#### [INSTRUCTIONS TO FOLLOW]
Pick out every line holding the string "hydrometeors" and copy it.

#### [DATA IN THIS EXERCISE]
------------------------------------------------------------

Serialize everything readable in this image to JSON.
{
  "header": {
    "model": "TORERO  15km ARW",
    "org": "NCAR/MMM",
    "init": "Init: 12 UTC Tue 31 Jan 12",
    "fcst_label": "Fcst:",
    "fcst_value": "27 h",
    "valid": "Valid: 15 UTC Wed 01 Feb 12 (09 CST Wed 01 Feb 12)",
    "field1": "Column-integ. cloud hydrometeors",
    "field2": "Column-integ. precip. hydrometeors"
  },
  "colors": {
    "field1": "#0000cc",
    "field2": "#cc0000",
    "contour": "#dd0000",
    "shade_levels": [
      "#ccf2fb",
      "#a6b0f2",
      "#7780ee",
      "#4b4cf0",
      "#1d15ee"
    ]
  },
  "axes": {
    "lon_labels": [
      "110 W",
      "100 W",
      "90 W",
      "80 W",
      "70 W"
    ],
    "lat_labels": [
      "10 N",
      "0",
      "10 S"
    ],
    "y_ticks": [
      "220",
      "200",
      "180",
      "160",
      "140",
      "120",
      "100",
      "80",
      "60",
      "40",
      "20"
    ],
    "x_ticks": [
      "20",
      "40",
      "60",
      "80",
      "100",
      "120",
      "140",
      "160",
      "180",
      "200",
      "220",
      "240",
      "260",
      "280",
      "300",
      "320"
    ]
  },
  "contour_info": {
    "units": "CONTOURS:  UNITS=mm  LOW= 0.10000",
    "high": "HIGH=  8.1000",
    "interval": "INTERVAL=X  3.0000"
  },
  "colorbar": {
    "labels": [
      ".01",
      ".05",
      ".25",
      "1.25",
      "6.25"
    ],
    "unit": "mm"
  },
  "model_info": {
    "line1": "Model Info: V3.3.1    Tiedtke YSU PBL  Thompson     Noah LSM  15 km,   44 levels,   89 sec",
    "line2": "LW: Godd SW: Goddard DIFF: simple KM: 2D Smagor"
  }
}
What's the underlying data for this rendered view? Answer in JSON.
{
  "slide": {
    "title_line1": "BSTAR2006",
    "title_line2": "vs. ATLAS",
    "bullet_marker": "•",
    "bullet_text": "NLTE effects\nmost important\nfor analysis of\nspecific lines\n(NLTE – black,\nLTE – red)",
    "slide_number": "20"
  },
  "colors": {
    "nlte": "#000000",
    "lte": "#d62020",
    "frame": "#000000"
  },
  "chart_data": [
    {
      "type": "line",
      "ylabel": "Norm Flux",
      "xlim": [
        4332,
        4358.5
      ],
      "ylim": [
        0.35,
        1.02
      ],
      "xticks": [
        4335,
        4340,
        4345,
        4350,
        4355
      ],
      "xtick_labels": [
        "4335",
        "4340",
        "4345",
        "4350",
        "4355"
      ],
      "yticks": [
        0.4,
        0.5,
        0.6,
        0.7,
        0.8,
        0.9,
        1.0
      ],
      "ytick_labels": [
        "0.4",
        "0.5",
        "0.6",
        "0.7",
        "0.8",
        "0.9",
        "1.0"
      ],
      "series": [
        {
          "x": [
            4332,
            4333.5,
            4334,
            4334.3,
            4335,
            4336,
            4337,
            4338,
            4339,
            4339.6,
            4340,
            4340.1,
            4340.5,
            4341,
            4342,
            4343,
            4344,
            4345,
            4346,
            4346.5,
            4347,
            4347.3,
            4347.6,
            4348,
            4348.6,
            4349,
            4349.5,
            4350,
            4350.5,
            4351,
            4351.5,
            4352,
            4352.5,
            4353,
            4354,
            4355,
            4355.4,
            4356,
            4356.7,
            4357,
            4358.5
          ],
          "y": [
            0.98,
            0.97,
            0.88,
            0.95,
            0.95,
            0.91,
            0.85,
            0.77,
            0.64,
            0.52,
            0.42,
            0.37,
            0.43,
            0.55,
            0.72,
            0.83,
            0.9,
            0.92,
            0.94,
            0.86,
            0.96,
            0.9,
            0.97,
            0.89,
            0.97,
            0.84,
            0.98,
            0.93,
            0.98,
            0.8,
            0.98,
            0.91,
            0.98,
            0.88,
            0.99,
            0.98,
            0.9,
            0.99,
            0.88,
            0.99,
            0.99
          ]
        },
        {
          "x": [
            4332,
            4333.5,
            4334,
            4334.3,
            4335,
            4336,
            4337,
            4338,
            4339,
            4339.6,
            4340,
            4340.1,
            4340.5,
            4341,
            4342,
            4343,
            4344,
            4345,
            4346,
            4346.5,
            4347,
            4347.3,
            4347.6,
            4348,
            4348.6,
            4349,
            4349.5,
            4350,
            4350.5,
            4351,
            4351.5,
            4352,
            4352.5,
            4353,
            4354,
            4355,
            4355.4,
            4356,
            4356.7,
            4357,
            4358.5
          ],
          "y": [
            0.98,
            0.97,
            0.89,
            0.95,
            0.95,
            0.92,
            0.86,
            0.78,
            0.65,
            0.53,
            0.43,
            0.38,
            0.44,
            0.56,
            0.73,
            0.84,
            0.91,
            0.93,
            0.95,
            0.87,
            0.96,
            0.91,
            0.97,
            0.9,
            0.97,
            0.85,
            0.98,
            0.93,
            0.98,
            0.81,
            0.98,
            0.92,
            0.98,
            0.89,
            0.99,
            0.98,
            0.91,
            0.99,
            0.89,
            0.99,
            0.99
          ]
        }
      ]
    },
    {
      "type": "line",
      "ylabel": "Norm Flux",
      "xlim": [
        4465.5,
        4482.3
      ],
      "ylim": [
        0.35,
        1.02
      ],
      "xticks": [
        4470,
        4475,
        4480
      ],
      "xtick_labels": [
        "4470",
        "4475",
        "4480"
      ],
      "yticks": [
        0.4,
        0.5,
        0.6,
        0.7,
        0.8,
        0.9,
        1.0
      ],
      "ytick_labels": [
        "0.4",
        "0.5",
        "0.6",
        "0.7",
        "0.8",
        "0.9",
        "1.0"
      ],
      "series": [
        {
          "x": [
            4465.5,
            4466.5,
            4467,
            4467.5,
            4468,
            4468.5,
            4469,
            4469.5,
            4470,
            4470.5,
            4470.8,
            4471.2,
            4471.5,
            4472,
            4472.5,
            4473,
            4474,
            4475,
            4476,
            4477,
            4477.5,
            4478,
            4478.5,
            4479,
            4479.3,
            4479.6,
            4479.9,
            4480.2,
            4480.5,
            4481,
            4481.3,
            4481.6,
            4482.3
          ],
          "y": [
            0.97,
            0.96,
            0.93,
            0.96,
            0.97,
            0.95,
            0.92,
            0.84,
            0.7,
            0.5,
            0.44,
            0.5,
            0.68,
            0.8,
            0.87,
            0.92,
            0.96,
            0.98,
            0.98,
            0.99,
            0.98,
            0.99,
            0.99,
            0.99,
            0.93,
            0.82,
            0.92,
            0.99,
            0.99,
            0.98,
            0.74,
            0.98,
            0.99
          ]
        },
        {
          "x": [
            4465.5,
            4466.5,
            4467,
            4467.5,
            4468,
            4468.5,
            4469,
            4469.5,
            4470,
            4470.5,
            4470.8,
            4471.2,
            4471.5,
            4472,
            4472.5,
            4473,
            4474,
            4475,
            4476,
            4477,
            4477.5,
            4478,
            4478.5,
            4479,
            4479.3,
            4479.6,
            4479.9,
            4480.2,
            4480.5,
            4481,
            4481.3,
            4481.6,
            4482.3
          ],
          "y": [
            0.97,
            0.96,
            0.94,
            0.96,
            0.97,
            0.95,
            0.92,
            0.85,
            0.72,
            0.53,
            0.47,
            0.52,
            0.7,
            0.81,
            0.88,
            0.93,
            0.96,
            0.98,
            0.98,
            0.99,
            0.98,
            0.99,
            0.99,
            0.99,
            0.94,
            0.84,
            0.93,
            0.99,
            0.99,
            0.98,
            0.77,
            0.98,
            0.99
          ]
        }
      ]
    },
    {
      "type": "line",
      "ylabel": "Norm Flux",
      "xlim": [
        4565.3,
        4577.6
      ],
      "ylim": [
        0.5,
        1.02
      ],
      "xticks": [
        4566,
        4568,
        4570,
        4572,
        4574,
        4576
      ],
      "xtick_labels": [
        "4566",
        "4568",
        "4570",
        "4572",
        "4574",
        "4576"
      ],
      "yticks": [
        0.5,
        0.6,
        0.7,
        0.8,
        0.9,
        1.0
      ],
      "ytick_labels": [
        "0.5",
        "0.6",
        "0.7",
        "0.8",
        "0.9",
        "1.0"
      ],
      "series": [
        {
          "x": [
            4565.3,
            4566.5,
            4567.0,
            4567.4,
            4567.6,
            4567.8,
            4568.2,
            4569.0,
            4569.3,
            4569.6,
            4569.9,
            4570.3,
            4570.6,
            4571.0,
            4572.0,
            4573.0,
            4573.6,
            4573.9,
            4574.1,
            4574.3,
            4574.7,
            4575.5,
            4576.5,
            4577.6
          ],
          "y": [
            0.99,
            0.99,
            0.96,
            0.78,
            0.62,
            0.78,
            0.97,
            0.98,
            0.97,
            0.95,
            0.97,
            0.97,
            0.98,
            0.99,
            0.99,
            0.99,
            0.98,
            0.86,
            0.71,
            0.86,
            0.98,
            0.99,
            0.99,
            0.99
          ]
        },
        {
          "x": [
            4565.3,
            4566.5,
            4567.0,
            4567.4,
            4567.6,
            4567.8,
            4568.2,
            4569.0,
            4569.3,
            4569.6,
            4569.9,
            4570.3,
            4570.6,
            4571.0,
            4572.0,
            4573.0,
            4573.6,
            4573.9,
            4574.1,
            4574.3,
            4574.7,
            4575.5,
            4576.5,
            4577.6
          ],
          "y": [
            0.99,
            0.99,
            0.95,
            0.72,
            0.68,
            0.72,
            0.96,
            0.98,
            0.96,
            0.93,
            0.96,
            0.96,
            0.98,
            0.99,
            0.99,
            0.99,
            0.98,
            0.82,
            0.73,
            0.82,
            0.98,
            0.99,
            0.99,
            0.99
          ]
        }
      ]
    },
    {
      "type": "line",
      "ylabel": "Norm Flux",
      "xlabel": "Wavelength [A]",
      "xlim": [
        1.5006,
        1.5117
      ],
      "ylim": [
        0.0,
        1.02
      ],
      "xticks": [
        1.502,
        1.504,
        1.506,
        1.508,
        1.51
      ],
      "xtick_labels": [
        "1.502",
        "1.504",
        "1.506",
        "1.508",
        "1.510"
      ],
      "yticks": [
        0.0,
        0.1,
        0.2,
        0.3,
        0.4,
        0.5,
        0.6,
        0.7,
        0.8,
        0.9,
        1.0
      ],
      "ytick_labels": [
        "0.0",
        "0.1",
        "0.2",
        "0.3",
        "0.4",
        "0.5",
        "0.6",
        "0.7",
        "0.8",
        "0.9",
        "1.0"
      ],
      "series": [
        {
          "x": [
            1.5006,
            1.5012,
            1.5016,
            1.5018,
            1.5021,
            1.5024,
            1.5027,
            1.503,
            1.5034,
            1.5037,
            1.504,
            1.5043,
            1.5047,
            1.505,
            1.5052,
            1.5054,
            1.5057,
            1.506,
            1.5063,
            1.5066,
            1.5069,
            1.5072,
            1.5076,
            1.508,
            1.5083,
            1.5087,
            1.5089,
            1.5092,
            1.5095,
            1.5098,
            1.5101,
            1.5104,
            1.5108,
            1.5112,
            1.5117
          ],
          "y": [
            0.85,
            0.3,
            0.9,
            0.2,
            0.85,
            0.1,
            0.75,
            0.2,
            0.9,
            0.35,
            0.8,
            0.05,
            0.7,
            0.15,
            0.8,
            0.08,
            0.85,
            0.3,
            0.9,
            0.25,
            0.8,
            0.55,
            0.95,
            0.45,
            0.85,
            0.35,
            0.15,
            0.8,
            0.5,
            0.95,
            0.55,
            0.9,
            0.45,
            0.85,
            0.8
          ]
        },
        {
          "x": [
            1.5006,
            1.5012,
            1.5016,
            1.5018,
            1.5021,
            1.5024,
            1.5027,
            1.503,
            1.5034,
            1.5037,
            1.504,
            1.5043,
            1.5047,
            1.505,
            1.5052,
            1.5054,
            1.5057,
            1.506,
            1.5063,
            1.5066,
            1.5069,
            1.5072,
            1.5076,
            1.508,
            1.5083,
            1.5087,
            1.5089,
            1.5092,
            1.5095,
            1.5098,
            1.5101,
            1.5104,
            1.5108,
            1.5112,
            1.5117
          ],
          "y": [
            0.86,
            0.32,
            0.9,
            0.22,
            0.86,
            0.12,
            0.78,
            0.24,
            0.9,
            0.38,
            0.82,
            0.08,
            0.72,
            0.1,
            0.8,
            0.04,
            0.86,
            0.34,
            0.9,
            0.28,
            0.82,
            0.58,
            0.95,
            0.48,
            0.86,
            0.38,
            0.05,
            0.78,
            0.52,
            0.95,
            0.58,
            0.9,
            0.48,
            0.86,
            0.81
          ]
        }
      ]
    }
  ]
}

------------------------------------------------------------

#### [RIGHT ANSWER]
    "field1": "Column-integ. cloud hydrometeors",
    "field2": "Column-integ. precip. hydrometeors"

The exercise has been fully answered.